↓↓↓
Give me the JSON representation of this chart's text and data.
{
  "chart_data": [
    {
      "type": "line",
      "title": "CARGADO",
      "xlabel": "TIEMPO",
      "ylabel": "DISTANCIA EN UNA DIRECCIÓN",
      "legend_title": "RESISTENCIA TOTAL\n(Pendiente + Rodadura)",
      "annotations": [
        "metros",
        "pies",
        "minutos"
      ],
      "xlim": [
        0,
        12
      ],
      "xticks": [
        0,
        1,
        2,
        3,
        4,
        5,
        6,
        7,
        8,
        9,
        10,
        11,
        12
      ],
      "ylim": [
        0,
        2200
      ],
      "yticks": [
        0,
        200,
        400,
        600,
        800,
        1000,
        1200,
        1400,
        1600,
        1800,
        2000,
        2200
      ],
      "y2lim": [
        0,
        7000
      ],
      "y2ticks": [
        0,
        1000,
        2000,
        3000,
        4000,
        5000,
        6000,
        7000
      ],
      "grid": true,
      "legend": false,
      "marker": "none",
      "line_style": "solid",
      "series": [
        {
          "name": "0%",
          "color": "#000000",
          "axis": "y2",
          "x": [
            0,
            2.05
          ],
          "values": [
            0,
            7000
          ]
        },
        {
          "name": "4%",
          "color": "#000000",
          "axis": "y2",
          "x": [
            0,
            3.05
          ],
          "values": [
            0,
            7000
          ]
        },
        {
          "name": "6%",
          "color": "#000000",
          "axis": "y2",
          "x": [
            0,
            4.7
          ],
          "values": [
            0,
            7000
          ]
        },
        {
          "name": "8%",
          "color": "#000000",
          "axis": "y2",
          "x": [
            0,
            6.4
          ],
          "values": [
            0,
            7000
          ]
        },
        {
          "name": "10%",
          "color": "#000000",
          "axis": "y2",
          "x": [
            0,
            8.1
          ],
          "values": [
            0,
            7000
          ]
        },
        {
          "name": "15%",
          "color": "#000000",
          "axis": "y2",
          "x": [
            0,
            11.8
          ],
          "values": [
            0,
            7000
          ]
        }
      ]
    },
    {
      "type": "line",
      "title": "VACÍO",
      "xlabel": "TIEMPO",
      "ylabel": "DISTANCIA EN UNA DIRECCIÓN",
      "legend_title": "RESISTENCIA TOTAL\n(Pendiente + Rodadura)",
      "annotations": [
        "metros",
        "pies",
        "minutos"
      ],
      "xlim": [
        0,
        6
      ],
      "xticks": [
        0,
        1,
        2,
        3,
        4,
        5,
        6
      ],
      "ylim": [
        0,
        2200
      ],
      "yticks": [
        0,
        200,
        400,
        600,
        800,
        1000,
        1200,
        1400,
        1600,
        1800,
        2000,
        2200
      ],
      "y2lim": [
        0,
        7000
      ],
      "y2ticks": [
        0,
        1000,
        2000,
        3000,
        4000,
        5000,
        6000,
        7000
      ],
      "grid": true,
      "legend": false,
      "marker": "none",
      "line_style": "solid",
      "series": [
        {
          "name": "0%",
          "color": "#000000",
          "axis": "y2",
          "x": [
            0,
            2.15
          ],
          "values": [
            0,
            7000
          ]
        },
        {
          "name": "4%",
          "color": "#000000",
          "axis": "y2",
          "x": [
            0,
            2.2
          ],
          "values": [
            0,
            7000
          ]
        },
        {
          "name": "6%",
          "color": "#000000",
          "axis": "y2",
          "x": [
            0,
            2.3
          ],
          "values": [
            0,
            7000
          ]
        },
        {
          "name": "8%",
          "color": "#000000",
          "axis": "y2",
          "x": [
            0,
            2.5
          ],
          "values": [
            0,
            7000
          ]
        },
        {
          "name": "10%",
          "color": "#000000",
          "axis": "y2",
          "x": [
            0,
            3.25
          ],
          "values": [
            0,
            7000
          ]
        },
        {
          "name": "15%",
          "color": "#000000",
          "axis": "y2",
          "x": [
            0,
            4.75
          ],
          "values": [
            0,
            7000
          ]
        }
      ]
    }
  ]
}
↑↑↑
■ **GIVEN INSTRUCTION**: Return the listing above in its exact form.

■ **EXPECTED OUTPUT**:
Give me the JSON representation of this chart's text and data.
{
  "chart_data": [
    {
      "type": "line",
      "title": "CARGADO",
      "xlabel": "TIEMPO",
      "ylabel": "DISTANCIA EN UNA DIRECCIÓN",
      "legend_title": "RESISTENCIA TOTAL\n(Pendiente + Rodadura)",
      "annotations": [
        "metros",
        "pies",
        "minutos"
      ],
      "xlim": [
        0,
        12
      ],
      "xticks": [
        0,
        1,
        2,
        3,
        4,
        5,
        6,
        7,
        8,
        9,
        10,
        11,
        12
      ],
      "ylim": [
        0,
        2200
      ],
      "yticks": [
        0,
        200,
        400,
        600,
        800,
        1000,
        1200,
        1400,
        1600,
        1800,
        2000,
        2200
      ],
      "y2lim": [
        0,
        7000
      ],
      "y2ticks": [
        0,
        1000,
        2000,
        3000,
        4000,
        5000,
        6000,
        7000
      ],
      "grid": true,
      "legend": false,
      "marker": "none",
      "line_style": "solid",
      "series": [
        {
          "name": "0%",
          "color": "#000000",
          "axis": "y2",
          "x": [
            0,
            2.05
          ],
          "values": [
            0,
            7000
          ]
        },
        {
          "name": "4%",
          "color": "#000000",
          "axis": "y2",
          "x": [
            0,
            3.05
          ],
          "values": [
            0,
            7000
          ]
        },
        {
          "name": "6%",
          "color": "#000000",
          "axis": "y2",
          "x": [
            0,
            4.7
          ],
          "values": [
            0,
            7000
          ]
        },
        {
          "name": "8%",
          "color": "#000000",
          "axis": "y2",
          "x": [
            0,
            6.4
          ],
          "values": [
            0,
            7000
          ]
        },
        {
          "name": "10%",
          "color": "#000000",
          "axis": "y2",
          "x": [
            0,
            8.1
          ],
          "values": [
            0,
            7000
          ]
        },
        {
          "name": "15%",
          "color": "#000000",
          "axis": "y2",
          "x": [
            0,
            11.8
          ],
          "values": [
            0,
            7000
          ]
        }
      ]
    },
    {
      "type": "line",
      "title": "VACÍO",
      "xlabel": "TIEMPO",
      "ylabel": "DISTANCIA EN UNA DIRECCIÓN",
      "legend_title": "RESISTENCIA TOTAL\n(Pendiente + Rodadura)",
      "annotations": [
        "metros",
        "pies",
        "minutos"
      ],
      "xlim": [
        0,
        6
      ],
      "xticks": [
        0,
        1,
        2,
        3,
        4,
        5,
        6
      ],
      "ylim": [
        0,
        2200
      ],
      "yticks": [
        0,
        200,
        400,
        600,
        800,
        1000,
        1200,
        1400,
        1600,
        1800,
        2000,
        2200
      ],
      "y2lim": [
        0,
        7000
      ],
      "y2ticks": [
        0,
        1000,
        2000,
        3000,
        4000,
        5000,
        6000,
        7000
      ],
      "grid": true,
      "legend": false,
      "marker": "none",
      "line_style": "solid",
      "series": [
        {
          "name": "0%",
          "color": "#000000",
          "axis": "y2",
          "x": [
            0,
            2.15
          ],
          "values": [
            0,
            7000
          ]
        },
        {
          "name": "4%",
          "color": "#000000",
          "axis": "y2",
          "x": [
            0,
            2.2
          ],
          "values": [
            0,
            7000
          ]
        },
        {
          "name": "6%",
          "color": "#000000",
          "axis": "y2",
          "x": [
            0,
            2.3
          ],
          "values": [
            0,
            7000
          ]
        },
        {
          "name": "8%",
          "color": "#000000",
          "axis": "y2",
          "x": [
            0,
            2.5
          ],
          "values": [
            0,
            7000
          ]
        },
        {
          "name": "10%",
          "color": "#000000",
          "axis": "y2",
          "x": [
            0,
            3.25
          ],
          "values": [
            0,
            7000
          ]
        },
        {
          "name": "15%",
          "color": "#000000",
          "axis": "y2",
          "x": [
            0,
            4.75
          ],
          "values": [
            0,
            7000
          ]
        }
      ]
    }
  ]
}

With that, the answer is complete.